» **Exercise goal**: Report back each line of the records that contains the string "this".

» **Given data**:
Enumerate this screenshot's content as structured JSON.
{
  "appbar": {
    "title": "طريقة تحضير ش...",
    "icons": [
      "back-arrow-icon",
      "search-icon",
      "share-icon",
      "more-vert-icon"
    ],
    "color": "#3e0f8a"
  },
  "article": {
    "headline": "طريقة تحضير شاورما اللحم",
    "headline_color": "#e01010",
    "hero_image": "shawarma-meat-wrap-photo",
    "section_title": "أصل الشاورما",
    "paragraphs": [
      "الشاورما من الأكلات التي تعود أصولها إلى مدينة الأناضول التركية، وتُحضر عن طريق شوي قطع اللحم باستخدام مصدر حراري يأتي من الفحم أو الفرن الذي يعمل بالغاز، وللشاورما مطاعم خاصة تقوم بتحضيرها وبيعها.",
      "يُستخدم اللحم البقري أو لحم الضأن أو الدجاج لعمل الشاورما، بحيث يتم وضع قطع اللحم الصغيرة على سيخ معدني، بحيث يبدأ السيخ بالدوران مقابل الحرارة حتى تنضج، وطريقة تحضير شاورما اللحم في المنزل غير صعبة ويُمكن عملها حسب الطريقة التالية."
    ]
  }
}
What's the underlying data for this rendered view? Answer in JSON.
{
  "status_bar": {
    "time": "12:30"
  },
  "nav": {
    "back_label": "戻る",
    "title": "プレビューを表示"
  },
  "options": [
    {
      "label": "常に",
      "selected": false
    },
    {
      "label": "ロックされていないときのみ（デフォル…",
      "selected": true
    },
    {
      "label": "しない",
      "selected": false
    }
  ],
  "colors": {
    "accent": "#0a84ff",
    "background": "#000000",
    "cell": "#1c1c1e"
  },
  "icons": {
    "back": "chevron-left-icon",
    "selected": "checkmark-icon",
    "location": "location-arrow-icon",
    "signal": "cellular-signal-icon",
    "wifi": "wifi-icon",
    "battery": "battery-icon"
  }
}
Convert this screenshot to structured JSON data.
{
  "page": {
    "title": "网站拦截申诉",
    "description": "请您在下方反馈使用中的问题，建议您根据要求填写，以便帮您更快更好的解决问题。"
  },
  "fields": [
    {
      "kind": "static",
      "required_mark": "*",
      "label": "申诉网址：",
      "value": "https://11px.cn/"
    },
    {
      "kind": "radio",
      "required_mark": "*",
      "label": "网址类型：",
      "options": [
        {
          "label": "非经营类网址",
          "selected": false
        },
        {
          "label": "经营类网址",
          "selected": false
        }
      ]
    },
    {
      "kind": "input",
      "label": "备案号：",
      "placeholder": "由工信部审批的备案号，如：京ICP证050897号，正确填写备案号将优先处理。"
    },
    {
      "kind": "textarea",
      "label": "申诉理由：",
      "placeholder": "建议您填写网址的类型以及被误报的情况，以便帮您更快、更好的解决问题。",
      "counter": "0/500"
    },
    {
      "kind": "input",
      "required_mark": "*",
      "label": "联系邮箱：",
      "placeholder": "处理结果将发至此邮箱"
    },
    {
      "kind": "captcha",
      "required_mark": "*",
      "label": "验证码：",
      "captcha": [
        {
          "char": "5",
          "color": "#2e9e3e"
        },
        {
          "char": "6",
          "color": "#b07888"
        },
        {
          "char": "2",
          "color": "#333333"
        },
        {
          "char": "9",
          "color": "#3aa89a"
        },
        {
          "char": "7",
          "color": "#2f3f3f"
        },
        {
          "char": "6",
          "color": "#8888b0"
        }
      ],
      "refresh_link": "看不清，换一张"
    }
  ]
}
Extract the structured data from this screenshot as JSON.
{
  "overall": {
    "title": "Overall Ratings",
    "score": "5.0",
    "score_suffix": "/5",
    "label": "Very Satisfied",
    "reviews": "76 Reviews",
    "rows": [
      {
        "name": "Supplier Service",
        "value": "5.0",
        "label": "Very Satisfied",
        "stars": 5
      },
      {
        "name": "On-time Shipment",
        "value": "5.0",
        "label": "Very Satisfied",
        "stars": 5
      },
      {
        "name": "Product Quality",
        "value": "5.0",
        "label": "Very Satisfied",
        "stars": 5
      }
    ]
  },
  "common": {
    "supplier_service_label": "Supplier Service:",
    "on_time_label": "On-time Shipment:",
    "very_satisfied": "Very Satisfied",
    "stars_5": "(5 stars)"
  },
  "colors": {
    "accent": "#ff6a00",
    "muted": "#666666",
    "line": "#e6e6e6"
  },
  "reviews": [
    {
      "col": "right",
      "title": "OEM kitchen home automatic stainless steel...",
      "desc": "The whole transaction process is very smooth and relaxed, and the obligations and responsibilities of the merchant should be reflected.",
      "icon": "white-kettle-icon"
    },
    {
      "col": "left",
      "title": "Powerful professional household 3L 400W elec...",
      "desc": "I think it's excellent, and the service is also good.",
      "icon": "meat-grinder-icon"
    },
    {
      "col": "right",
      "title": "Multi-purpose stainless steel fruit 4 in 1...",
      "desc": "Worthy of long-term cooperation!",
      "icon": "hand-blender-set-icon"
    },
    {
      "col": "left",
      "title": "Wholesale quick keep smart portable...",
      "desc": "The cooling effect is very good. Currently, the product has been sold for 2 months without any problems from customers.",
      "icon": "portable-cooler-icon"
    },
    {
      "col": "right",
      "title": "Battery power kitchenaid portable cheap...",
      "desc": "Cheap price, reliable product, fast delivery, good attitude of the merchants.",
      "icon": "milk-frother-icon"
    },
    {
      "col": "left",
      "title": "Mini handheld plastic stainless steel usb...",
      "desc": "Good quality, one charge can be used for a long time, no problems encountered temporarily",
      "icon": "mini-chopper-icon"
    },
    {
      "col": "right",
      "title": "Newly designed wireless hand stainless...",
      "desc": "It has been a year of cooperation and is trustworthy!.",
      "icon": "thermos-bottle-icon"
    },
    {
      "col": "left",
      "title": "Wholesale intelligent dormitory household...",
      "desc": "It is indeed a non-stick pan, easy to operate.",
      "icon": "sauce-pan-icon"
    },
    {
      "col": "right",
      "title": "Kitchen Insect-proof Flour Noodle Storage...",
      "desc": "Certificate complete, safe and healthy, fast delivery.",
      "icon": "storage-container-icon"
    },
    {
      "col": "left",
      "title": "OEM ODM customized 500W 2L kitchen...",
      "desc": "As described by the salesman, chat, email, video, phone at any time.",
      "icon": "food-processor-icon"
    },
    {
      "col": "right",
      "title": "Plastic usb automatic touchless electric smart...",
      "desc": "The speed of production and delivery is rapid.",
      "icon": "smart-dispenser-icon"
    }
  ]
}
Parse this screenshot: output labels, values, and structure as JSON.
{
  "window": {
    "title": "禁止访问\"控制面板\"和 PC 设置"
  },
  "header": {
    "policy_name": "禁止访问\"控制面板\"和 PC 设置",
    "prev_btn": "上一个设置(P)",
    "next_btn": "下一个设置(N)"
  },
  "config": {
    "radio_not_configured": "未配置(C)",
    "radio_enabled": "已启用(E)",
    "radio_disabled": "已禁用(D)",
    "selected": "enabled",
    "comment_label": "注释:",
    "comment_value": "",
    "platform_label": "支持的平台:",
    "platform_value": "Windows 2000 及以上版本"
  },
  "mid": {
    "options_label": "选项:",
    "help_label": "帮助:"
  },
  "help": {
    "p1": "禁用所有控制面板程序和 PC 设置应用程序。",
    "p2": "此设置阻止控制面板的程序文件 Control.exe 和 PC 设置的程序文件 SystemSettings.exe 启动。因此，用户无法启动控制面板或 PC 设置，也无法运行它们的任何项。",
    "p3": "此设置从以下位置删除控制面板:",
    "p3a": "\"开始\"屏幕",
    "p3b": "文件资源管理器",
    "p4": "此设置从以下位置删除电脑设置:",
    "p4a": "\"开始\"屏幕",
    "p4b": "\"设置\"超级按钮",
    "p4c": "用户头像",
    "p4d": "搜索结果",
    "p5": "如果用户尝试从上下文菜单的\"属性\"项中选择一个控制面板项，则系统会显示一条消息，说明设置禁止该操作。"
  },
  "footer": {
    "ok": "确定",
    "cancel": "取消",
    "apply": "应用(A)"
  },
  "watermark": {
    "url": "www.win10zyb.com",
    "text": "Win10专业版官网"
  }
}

» **Finished task**:
Enumerate this screenshot's content as structured JSON.
What's the underlying data for this rendered view? Answer in JSON.
Convert this screenshot to structured JSON data.
Extract the structured data from this screenshot as JSON.
Parse this screenshot: output labels, values, and structure as JSON.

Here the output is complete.